[Figure dataset records]
start

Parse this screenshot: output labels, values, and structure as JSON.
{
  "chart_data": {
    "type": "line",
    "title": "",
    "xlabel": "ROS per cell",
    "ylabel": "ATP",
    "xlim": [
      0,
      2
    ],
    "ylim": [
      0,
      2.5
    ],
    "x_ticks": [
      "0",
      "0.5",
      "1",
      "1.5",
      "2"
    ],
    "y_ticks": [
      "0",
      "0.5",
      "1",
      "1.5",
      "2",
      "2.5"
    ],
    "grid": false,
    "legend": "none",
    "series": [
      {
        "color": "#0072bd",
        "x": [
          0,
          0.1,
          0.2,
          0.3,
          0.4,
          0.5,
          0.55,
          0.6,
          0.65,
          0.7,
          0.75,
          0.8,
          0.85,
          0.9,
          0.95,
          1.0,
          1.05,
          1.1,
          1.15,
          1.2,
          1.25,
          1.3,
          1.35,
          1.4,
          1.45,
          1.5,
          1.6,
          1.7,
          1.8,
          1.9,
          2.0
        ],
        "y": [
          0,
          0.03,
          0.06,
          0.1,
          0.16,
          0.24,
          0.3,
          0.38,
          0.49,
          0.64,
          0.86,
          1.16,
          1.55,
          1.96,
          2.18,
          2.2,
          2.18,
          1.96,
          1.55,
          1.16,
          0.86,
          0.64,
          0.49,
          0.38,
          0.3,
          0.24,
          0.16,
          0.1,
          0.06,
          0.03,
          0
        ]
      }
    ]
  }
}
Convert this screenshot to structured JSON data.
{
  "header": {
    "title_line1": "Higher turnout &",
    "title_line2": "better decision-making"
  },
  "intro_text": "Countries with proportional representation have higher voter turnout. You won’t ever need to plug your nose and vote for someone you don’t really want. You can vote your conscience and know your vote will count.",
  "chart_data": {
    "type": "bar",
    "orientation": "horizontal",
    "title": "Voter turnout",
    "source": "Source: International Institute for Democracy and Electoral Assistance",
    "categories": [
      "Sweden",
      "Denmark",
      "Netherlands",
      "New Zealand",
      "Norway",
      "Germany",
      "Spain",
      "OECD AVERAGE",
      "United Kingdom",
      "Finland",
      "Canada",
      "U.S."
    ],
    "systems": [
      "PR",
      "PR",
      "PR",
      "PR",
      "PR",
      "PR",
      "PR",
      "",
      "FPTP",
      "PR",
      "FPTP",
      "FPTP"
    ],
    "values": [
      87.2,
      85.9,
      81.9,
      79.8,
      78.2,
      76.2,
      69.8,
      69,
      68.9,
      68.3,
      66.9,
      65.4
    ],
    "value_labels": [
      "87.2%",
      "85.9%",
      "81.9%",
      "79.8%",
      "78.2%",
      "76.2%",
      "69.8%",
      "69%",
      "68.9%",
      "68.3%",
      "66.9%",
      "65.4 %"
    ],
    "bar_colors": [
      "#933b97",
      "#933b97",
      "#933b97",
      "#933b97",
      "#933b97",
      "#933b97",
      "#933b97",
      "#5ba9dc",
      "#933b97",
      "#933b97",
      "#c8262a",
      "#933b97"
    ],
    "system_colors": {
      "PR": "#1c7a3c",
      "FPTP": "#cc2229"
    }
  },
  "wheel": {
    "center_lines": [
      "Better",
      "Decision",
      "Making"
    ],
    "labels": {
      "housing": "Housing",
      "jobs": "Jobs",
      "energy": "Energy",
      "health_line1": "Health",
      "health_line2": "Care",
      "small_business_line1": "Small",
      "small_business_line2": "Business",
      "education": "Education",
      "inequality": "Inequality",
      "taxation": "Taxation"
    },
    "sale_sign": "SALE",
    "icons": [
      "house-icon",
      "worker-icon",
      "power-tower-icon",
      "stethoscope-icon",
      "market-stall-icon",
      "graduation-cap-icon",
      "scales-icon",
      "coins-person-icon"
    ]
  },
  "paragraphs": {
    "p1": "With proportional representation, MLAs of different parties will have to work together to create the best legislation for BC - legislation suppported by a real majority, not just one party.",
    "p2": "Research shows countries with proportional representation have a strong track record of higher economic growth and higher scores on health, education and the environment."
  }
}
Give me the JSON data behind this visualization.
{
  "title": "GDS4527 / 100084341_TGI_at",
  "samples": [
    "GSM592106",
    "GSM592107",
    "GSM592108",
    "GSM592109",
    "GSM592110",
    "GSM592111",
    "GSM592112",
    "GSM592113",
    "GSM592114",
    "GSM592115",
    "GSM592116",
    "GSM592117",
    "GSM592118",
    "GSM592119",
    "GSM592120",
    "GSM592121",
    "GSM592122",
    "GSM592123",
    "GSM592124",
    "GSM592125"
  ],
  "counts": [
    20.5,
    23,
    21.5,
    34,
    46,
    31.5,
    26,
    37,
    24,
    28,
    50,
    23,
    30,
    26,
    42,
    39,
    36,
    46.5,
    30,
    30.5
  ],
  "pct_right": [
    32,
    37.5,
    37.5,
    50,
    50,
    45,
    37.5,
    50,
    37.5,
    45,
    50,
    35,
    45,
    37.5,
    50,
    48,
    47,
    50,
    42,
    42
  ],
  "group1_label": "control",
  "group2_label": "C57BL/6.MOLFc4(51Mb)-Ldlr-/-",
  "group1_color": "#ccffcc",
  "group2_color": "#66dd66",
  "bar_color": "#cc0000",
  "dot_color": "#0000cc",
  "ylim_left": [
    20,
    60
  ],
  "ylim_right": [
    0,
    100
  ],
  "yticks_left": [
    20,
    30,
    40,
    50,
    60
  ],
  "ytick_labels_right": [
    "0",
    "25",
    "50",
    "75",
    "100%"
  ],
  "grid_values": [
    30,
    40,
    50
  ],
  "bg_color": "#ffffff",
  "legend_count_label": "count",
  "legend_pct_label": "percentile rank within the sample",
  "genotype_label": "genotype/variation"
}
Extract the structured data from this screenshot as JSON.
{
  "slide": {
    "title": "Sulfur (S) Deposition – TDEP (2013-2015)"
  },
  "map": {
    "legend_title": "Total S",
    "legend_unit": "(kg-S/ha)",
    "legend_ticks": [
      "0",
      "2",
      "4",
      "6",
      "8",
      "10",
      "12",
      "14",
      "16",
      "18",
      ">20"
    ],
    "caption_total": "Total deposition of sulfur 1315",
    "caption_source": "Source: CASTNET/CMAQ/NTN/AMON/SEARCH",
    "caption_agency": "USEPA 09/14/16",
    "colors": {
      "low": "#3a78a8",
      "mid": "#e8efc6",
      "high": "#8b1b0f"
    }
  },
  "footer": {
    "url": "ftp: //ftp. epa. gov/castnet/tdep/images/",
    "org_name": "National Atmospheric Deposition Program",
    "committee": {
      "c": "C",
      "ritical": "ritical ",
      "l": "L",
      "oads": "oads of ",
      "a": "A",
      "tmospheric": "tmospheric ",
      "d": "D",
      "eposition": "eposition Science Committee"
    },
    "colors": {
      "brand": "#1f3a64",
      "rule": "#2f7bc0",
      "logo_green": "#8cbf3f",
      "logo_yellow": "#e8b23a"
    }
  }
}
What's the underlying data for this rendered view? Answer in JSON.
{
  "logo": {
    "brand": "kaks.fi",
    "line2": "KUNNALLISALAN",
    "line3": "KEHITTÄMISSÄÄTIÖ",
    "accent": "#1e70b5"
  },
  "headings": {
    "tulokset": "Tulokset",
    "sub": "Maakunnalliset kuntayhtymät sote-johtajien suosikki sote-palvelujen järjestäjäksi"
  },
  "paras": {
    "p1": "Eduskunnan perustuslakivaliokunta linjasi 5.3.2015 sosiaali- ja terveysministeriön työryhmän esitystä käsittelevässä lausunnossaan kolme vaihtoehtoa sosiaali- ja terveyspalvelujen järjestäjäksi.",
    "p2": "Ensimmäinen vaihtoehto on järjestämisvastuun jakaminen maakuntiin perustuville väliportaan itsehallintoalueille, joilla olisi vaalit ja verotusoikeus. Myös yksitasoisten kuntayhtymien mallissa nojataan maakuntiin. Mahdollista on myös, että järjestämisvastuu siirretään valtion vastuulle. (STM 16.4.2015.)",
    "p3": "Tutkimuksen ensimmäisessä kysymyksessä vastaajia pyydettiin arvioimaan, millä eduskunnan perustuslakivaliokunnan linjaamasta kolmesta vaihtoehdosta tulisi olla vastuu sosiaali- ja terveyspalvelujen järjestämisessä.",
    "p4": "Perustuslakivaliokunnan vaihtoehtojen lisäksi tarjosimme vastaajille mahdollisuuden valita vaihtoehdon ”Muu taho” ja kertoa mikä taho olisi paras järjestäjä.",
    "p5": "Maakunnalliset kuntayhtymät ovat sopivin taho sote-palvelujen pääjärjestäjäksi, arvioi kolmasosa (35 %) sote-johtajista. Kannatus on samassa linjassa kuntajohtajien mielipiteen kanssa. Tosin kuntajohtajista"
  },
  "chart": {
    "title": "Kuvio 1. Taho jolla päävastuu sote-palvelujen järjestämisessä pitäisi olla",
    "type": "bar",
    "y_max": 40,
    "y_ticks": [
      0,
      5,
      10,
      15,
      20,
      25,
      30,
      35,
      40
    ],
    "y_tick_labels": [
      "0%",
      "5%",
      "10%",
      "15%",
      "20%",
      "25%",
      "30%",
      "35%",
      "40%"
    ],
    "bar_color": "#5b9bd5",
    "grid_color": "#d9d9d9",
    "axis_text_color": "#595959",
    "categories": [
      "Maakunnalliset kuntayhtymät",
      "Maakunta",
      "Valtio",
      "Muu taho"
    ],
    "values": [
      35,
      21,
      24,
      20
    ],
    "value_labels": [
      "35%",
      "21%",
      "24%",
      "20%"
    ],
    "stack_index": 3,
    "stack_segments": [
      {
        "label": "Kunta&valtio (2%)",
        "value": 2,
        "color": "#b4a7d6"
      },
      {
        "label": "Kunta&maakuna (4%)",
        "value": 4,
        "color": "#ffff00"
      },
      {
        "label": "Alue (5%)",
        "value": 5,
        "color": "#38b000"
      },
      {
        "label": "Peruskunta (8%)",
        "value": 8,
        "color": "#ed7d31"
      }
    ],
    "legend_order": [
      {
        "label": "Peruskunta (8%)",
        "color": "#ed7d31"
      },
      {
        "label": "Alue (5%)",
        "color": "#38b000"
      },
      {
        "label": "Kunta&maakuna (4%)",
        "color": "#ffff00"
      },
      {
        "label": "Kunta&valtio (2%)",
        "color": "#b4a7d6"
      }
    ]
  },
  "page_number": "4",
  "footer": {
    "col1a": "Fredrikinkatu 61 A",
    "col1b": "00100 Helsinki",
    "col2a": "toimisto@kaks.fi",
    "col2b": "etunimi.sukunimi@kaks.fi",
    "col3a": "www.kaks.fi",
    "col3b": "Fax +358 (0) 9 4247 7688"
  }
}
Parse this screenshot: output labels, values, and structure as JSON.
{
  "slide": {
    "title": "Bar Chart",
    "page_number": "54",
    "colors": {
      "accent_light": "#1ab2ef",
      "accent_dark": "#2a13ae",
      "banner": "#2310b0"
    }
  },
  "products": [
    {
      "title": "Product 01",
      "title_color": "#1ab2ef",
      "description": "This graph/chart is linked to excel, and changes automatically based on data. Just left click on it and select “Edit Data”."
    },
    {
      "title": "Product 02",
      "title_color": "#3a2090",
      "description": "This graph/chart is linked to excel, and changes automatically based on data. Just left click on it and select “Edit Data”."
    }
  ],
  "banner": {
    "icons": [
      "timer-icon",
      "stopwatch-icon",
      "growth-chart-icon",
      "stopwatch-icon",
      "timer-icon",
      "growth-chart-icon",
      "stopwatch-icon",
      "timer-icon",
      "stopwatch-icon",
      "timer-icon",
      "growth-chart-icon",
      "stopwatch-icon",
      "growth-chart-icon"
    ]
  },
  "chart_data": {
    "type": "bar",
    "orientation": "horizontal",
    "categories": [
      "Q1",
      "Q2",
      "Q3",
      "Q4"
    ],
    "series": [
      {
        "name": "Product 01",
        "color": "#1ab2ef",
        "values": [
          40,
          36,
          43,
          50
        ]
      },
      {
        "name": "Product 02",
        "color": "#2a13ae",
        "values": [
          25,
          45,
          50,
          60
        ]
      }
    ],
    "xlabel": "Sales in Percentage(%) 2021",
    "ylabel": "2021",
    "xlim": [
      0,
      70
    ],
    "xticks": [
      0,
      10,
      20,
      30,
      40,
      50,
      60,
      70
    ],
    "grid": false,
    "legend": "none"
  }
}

end

Description of the task:
Filter the listing above for the string "terveyspalvelujen" and copy every matching line.

Response to this task:
    "p1": "Eduskunnan perustuslakivaliokunta linjasi 5.3.2015 sosiaali- ja terveysministeriön työryhmän esitystä käsittelevässä lausunnossaan kolme vaihtoehtoa sosiaali- ja terveyspalvelujen järjestäjäksi.",
    "p3": "Tutkimuksen ensimmäisessä kysymyksessä vastaajia pyydettiin arvioimaan, millä eduskunnan perustuslakivaliokunnan linjaamasta kolmesta vaihtoehdosta tulisi olla vastuu sosiaali- ja terveyspalvelujen järjestämisessä.",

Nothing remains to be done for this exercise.